# Data excerpts start
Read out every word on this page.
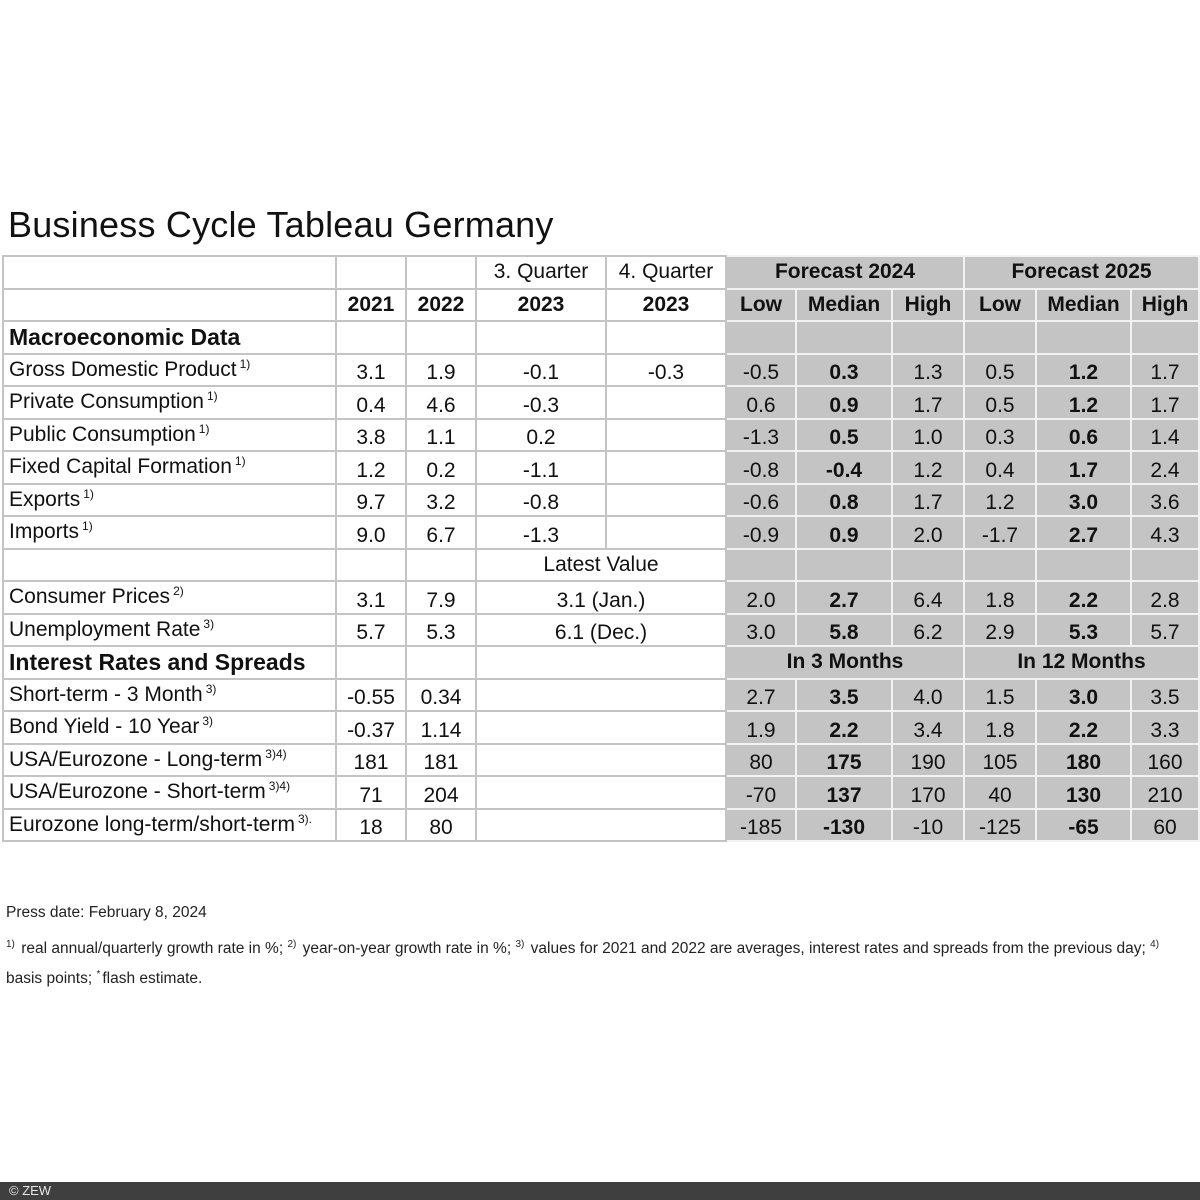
Business Cycle Tableau Germany
			3. Quarter	4. Quarter	Forecast 2024			Forecast 2025		
	2021	2022	2023	2023	Low	Median	High	Low	Median	High
Macroeconomic Data										
Gross Domestic Product $^{1)}$	3.1	1.9	-0.1	-0.3	-0.5	0.3	1.3	0.5	1.2	1.7
Private Consumption $^{1)}$	0.4	4.6	-0.3		0.6	0.9	1.7	0.5	1.2	1.7
Public Consumption $^{1)}$	3.8	1.1	0.2		-1.3	0.5	1.0	0.3	0.6	1.4
Fixed Capital Formation $^{1)}$	1.2	0.2	-1.1		-0.8	-0.4	1.2	0.4	1.7	2.4
Exports $^{1)}$	9.7	3.2	-0.8		-0.6	0.8	1.7	1.2	3.0	3.6
Imports $^{1)}$	9.0	6.7	-1.3		-0.9	0.9	2.0	-1.7	2.7	4.3
			Latest Value							
Consumer Prices $^{2)}$	3.1	7.9	3.1 (Jan.)		2.0	2.7	6.4	1.8	2.2	2.8
Unemployment Rate $^{3)}$	5.7	5.3	6.1 (Dec.)		3.0	5.8	6.2	2.9	5.3	5.7
Interest Rates and Spreads					In 3 Months			In 12 Months		
Short-term - 3 Month $^{3)}$	-0.55	0.34			2.7	3.5	4.0	1.5	3.0	3.5
Bond Yield - 10 Year $^{3)}$	-0.37	1.14			1.9	2.2	3.4	1.8	2.2	3.3
USA/Eurozone - Long-term $^{3)4)}$	181	181			80	175	190	105	180	160
USA/Eurozone - Short-term $^{3)4)}$	71	204			-70	137	170	40	130	210
Eurozone long-term/short-term $^{3).}$	18	80			-185	-130	-10	-125	-65	60
Press date: February 8, 2024
$^{1)}$ real annual/quarterly growth rate in %; $^{2)}$ year-on-year growth rate in %; $^{3)}$ values for 2021 and 2022 are averages, interest rates and spreads from the previous day; $^{4)}$ basis points; * flash estimate.
© ZEW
# Data excerpts end
Goal: Find all lines where the word "term" appears. Copy them.

Solved exercise:
Short-term - 3 Month $^{3)}$	-0.55	0.34			2.7	3.5	4.0	1.5	3.0	3.5
USA/Eurozone - Long-term $^{3)4)}$	181	181			80	175	190	105	180	160
USA/Eurozone - Short-term $^{3)4)}$	71	204			-70	137	170	40	130	210
Eurozone long-term/short-term $^{3).}$	18	80			-185	-130	-10	-125	-65	60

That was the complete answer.